GOAL: Copy out each line containing "name" from the entries below.

PROVIDED DATA:

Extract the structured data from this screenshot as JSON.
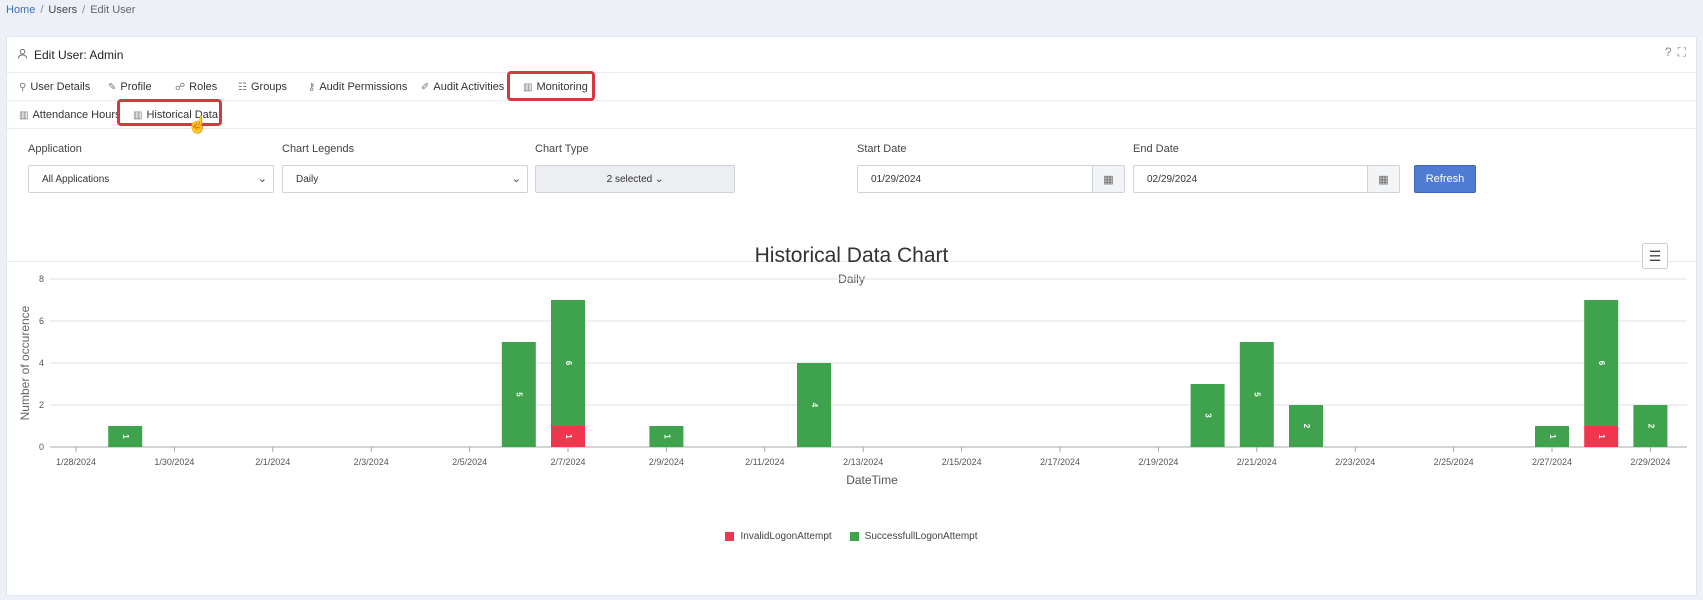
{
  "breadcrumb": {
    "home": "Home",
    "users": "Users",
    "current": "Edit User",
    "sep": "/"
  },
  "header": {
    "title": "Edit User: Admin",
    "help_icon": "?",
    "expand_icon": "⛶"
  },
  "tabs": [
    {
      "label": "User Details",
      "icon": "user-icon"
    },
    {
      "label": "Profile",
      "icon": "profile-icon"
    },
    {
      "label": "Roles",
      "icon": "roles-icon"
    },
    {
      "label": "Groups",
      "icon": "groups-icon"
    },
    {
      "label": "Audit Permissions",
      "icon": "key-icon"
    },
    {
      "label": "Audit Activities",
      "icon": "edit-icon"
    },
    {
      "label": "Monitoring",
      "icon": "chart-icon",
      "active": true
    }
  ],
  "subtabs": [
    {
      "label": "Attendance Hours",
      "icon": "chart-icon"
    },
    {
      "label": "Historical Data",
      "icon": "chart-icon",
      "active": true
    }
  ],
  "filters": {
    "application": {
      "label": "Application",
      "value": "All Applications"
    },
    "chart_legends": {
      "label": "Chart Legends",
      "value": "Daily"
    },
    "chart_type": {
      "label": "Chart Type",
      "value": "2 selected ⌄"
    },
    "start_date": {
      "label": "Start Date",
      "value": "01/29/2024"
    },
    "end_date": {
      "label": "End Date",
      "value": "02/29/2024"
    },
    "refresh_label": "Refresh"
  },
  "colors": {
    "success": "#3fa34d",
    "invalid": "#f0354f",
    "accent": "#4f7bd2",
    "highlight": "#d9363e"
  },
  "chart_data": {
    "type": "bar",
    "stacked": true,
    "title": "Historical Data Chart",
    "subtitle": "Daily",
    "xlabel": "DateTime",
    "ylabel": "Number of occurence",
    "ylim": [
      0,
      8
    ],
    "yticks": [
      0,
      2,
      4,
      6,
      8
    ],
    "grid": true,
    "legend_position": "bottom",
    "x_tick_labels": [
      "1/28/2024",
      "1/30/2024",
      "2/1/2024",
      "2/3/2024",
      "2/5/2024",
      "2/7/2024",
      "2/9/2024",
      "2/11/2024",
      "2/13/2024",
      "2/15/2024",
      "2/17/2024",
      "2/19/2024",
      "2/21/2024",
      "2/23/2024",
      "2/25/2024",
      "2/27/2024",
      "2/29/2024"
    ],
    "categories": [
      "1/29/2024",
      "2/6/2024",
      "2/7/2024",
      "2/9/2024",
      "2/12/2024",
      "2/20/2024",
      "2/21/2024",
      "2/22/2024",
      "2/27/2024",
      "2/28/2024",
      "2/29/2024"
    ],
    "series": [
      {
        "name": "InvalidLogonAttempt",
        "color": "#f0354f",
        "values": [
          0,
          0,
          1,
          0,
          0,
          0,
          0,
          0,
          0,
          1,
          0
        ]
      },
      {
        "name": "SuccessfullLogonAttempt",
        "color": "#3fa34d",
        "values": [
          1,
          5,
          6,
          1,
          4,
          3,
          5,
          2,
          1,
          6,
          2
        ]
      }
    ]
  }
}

ANSWER FOR THIS EXERCISE:
        "name": "InvalidLogonAttempt",
        "name": "SuccessfullLogonAttempt",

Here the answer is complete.